> _STATED TASK_
In the entries below, identify every line with the string "marker" and copy it.

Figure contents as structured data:
***

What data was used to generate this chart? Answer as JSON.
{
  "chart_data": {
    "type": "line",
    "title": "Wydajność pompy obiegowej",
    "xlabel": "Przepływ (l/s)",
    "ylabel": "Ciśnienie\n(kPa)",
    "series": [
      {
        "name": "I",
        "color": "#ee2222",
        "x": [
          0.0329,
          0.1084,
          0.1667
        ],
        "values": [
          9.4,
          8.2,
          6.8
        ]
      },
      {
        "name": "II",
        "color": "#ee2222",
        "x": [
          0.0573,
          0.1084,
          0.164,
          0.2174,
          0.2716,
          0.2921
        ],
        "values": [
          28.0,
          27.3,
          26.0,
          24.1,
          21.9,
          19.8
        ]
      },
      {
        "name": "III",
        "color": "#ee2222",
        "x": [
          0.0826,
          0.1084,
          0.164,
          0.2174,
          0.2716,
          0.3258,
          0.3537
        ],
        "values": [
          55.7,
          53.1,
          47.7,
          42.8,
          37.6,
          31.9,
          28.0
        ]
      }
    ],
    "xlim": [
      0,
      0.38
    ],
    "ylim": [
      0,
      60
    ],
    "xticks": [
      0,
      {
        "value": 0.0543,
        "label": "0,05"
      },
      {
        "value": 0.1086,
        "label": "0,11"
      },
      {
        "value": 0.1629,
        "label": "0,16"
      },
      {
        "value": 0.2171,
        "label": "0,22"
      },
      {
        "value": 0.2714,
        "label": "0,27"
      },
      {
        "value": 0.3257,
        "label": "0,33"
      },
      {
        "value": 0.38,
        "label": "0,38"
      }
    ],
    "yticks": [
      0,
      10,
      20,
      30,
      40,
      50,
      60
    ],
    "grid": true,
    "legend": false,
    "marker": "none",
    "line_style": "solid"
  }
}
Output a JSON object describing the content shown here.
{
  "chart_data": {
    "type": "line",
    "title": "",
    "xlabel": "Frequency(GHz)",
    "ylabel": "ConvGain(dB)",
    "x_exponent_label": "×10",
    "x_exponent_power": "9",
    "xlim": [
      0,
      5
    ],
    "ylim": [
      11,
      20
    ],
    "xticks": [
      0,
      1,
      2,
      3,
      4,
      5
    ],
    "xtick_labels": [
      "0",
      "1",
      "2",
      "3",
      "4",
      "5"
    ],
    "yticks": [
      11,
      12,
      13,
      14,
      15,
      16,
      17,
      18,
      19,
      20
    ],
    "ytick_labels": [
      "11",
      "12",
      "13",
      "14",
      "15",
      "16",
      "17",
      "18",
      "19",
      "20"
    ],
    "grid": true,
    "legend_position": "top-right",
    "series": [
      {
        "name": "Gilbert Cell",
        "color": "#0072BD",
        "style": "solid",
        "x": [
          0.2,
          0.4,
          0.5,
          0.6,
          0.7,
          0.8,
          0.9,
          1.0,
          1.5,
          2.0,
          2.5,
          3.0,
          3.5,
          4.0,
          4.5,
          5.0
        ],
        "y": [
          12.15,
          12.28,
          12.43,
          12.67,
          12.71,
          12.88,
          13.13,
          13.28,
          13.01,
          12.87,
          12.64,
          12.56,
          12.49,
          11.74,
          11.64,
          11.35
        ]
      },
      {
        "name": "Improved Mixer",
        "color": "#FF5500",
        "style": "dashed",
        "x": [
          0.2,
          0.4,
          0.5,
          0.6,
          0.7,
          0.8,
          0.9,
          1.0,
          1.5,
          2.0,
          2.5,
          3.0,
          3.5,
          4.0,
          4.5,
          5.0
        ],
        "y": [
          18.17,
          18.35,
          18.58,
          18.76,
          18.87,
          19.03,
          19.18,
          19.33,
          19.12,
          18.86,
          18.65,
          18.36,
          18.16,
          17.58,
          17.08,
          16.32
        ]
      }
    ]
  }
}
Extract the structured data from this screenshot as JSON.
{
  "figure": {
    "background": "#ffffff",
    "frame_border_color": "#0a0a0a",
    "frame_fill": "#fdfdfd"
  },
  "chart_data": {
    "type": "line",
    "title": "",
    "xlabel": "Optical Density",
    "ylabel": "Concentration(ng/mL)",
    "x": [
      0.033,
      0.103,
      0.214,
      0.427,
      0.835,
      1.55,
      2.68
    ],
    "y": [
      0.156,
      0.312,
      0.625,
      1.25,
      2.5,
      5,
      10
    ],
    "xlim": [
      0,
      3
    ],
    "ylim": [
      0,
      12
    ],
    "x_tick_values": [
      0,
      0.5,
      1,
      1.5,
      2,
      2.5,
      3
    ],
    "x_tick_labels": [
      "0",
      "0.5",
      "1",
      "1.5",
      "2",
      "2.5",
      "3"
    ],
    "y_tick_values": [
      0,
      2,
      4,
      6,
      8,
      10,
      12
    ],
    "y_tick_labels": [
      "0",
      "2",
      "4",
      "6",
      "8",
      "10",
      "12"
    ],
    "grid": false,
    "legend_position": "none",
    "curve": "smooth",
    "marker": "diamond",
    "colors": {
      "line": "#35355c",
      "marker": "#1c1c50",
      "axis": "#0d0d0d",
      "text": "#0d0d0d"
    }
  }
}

***

> _EXERCISE RESULT_
    "marker": "none",
    "marker": "diamond",
      "marker": "#1c1c50",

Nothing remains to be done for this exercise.